→ Your goal
Where a line of the listing below includes the word "деревянных", reproduce that line.

→ Entries
━━━

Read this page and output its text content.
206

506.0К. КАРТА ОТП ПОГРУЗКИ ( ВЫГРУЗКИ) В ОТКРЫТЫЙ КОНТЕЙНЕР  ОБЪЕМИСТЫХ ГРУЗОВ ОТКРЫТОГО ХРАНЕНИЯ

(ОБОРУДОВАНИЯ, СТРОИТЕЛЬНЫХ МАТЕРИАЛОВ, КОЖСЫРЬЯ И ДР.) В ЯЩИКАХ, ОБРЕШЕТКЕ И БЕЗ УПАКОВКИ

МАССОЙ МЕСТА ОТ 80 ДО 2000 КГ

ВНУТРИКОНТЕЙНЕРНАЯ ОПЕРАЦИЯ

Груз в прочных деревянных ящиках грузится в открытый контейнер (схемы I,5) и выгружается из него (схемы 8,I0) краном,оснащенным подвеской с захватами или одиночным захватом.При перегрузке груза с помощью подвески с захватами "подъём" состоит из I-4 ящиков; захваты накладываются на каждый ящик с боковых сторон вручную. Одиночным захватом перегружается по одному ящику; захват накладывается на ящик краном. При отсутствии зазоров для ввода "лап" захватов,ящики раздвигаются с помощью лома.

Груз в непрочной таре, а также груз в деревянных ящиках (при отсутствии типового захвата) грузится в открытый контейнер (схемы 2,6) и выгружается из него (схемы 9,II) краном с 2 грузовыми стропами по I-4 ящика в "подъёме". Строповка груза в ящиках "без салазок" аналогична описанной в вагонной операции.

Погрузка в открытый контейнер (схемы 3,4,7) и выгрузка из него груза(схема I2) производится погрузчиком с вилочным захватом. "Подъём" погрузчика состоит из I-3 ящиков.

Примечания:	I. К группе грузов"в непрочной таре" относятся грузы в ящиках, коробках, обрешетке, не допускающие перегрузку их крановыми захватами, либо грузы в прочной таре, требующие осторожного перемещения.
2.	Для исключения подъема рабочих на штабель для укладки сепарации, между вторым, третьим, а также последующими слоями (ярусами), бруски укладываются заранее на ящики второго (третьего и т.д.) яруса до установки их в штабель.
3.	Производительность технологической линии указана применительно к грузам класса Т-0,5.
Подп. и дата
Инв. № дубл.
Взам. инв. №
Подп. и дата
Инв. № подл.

━━━

→ Solution to the exercise
Груз в прочных деревянных ящиках грузится в открытый контейнер (схемы I,5) и выгружается из него (схемы 8,I0) краном,оснащенным подвеской с захватами или одиночным захватом.При перегрузке груза с помощью подвески с захватами "подъём" состоит из I-4 ящиков; захваты накладываются на каждый ящик с боковых сторон вручную. Одиночным захватом перегружается по одному ящику; захват накладывается на ящик краном. При отсутствии зазоров для ввода "лап" захватов,ящики раздвигаются с помощью лома.
Груз в непрочной таре, а также груз в деревянных ящиках (при отсутствии типового захвата) грузится в открытый контейнер (схемы 2,6) и выгружается из него (схемы 9,II) краном с 2 грузовыми стропами по I-4 ящика в "подъёме". Строповка груза в ящиках "без салазок" аналогична описанной в вагонной операции.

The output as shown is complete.